STATED EXERCISE: Would you set down every entry shown below, precisely as written?

INPUT RECORDS:

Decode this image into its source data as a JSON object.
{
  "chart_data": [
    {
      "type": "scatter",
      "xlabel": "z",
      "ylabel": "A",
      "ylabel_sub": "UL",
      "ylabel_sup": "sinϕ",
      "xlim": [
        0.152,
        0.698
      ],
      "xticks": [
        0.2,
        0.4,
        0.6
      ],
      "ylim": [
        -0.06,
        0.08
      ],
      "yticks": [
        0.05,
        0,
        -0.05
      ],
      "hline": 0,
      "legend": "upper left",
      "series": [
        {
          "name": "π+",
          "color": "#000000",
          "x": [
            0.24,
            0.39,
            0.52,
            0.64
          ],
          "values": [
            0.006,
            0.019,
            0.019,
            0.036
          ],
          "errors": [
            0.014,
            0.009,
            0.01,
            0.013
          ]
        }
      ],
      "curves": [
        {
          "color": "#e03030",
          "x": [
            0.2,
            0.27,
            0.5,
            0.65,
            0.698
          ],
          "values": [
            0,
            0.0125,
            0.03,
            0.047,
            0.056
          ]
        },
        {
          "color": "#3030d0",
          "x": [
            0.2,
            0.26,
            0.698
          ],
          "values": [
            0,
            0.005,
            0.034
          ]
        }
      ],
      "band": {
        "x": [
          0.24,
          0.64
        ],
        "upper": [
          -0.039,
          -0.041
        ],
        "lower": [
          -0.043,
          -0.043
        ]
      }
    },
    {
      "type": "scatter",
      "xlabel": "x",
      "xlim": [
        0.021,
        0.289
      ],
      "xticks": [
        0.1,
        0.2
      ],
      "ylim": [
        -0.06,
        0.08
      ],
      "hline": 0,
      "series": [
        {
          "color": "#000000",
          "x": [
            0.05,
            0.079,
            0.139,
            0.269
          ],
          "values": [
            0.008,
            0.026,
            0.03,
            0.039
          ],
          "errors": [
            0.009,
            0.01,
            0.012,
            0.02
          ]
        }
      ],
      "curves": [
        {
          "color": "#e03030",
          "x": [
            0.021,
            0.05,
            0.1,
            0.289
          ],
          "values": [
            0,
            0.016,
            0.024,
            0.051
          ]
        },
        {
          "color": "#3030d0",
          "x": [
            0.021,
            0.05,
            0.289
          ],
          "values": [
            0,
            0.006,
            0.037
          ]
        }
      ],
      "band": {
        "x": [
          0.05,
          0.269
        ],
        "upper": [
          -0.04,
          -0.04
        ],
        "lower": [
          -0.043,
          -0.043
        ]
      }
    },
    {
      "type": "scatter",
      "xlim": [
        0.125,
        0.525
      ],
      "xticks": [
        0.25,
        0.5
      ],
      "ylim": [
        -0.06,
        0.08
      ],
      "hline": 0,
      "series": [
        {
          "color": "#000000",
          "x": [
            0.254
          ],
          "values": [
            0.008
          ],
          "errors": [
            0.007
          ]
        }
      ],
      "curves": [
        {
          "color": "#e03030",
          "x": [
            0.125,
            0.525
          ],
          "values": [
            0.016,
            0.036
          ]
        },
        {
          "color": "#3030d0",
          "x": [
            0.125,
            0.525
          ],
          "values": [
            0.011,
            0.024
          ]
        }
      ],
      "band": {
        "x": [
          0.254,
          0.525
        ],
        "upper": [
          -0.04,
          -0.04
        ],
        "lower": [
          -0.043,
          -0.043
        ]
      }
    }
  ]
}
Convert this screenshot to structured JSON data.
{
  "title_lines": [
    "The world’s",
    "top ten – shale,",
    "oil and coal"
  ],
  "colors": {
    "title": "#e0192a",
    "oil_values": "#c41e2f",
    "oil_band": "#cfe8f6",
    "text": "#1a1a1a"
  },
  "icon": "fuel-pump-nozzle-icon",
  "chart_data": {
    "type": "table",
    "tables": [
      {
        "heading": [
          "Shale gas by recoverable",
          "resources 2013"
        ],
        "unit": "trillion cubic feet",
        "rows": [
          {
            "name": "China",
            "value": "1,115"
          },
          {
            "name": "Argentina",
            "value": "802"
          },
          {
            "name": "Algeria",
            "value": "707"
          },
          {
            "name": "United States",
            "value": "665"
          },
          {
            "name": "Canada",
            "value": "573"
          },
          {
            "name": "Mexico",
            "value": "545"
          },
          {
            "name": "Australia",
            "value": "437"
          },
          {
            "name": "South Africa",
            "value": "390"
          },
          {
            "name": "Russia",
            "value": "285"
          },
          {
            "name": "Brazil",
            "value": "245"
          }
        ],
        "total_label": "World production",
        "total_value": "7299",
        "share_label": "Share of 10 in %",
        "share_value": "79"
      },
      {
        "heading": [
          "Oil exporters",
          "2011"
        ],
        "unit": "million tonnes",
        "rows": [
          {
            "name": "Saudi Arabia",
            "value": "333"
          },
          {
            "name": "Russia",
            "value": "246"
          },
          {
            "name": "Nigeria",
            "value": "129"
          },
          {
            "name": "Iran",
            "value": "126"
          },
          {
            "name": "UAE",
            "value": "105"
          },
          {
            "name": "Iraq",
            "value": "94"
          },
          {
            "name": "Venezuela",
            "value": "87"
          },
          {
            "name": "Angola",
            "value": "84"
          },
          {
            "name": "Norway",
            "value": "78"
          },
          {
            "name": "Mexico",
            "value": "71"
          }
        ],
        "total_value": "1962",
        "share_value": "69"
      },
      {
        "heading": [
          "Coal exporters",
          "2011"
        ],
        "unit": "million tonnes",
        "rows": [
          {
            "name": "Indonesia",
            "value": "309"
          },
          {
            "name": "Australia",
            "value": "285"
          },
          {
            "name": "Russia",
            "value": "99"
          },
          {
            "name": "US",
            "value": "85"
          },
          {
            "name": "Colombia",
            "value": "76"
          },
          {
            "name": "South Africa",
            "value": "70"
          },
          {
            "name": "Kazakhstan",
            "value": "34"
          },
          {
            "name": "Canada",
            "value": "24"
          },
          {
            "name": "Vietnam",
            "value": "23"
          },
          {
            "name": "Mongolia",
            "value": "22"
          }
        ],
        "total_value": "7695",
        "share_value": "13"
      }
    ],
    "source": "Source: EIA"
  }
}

TASK ANSWER:
Decode this image into its source data as a JSON object.
{
  "chart_data": [
    {
      "type": "scatter",
      "xlabel": "z",
      "ylabel": "A",
      "ylabel_sub": "UL",
      "ylabel_sup": "sinϕ",
      "xlim": [
        0.152,
        0.698
      ],
      "xticks": [
        0.2,
        0.4,
        0.6
      ],
      "ylim": [
        -0.06,
        0.08
      ],
      "yticks": [
        0.05,
        0,
        -0.05
      ],
      "hline": 0,
      "legend": "upper left",
      "series": [
        {
          "name": "π+",
          "color": "#000000",
          "x": [
            0.24,
            0.39,
            0.52,
            0.64
          ],
          "values": [
            0.006,
            0.019,
            0.019,
            0.036
          ],
          "errors": [
            0.014,
            0.009,
            0.01,
            0.013
          ]
        }
      ],
      "curves": [
        {
          "color": "#e03030",
          "x": [
            0.2,
            0.27,
            0.5,
            0.65,
            0.698
          ],
          "values": [
            0,
            0.0125,
            0.03,
            0.047,
            0.056
          ]
        },
        {
          "color": "#3030d0",
          "x": [
            0.2,
            0.26,
            0.698
          ],
          "values": [
            0,
            0.005,
            0.034
          ]
        }
      ],
      "band": {
        "x": [
          0.24,
          0.64
        ],
        "upper": [
          -0.039,
          -0.041
        ],
        "lower": [
          -0.043,
          -0.043
        ]
      }
    },
    {
      "type": "scatter",
      "xlabel": "x",
      "xlim": [
        0.021,
        0.289
      ],
      "xticks": [
        0.1,
        0.2
      ],
      "ylim": [
        -0.06,
        0.08
      ],
      "hline": 0,
      "series": [
        {
          "color": "#000000",
          "x": [
            0.05,
            0.079,
            0.139,
            0.269
          ],
          "values": [
            0.008,
            0.026,
            0.03,
            0.039
          ],
          "errors": [
            0.009,
            0.01,
            0.012,
            0.02
          ]
        }
      ],
      "curves": [
        {
          "color": "#e03030",
          "x": [
            0.021,
            0.05,
            0.1,
            0.289
          ],
          "values": [
            0,
            0.016,
            0.024,
            0.051
          ]
        },
        {
          "color": "#3030d0",
          "x": [
            0.021,
            0.05,
            0.289
          ],
          "values": [
            0,
            0.006,
            0.037
          ]
        }
      ],
      "band": {
        "x": [
          0.05,
          0.269
        ],
        "upper": [
          -0.04,
          -0.04
        ],
        "lower": [
          -0.043,
          -0.043
        ]
      }
    },
    {
      "type": "scatter",
      "xlim": [
        0.125,
        0.525
      ],
      "xticks": [
        0.25,
        0.5
      ],
      "ylim": [
        -0.06,
        0.08
      ],
      "hline": 0,
      "series": [
        {
          "color": "#000000",
          "x": [
            0.254
          ],
          "values": [
            0.008
          ],
          "errors": [
            0.007
          ]
        }
      ],
      "curves": [
        {
          "color": "#e03030",
          "x": [
            0.125,
            0.525
          ],
          "values": [
            0.016,
            0.036
          ]
        },
        {
          "color": "#3030d0",
          "x": [
            0.125,
            0.525
          ],
          "values": [
            0.011,
            0.024
          ]
        }
      ],
      "band": {
        "x": [
          0.254,
          0.525
        ],
        "upper": [
          -0.04,
          -0.04
        ],
        "lower": [
          -0.043,
          -0.043
        ]
      }
    }
  ]
}
Convert this screenshot to structured JSON data.
{
  "title_lines": [
    "The world’s",
    "top ten – shale,",
    "oil and coal"
  ],
  "colors": {
    "title": "#e0192a",
    "oil_values": "#c41e2f",
    "oil_band": "#cfe8f6",
    "text": "#1a1a1a"
  },
  "icon": "fuel-pump-nozzle-icon",
  "chart_data": {
    "type": "table",
    "tables": [
      {
        "heading": [
          "Shale gas by recoverable",
          "resources 2013"
        ],
        "unit": "trillion cubic feet",
        "rows": [
          {
            "name": "China",
            "value": "1,115"
          },
          {
            "name": "Argentina",
            "value": "802"
          },
          {
            "name": "Algeria",
            "value": "707"
          },
          {
            "name": "United States",
            "value": "665"
          },
          {
            "name": "Canada",
            "value": "573"
          },
          {
            "name": "Mexico",
            "value": "545"
          },
          {
            "name": "Australia",
            "value": "437"
          },
          {
            "name": "South Africa",
            "value": "390"
          },
          {
            "name": "Russia",
            "value": "285"
          },
          {
            "name": "Brazil",
            "value": "245"
          }
        ],
        "total_label": "World production",
        "total_value": "7299",
        "share_label": "Share of 10 in %",
        "share_value": "79"
      },
      {
        "heading": [
          "Oil exporters",
          "2011"
        ],
        "unit": "million tonnes",
        "rows": [
          {
            "name": "Saudi Arabia",
            "value": "333"
          },
          {
            "name": "Russia",
            "value": "246"
          },
          {
            "name": "Nigeria",
            "value": "129"
          },
          {
            "name": "Iran",
            "value": "126"
          },
          {
            "name": "UAE",
            "value": "105"
          },
          {
            "name": "Iraq",
            "value": "94"
          },
          {
            "name": "Venezuela",
            "value": "87"
          },
          {
            "name": "Angola",
            "value": "84"
          },
          {
            "name": "Norway",
            "value": "78"
          },
          {
            "name": "Mexico",
            "value": "71"
          }
        ],
        "total_value": "1962",
        "share_value": "69"
      },
      {
        "heading": [
          "Coal exporters",
          "2011"
        ],
        "unit": "million tonnes",
        "rows": [
          {
            "name": "Indonesia",
            "value": "309"
          },
          {
            "name": "Australia",
            "value": "285"
          },
          {
            "name": "Russia",
            "value": "99"
          },
          {
            "name": "US",
            "value": "85"
          },
          {
            "name": "Colombia",
            "value": "76"
          },
          {
            "name": "South Africa",
            "value": "70"
          },
          {
            "name": "Kazakhstan",
            "value": "34"
          },
          {
            "name": "Canada",
            "value": "24"
          },
          {
            "name": "Vietnam",
            "value": "23"
          },
          {
            "name": "Mongolia",
            "value": "22"
          }
        ],
        "total_value": "7695",
        "share_value": "13"
      }
    ],
    "source": "Source: EIA"
  }
}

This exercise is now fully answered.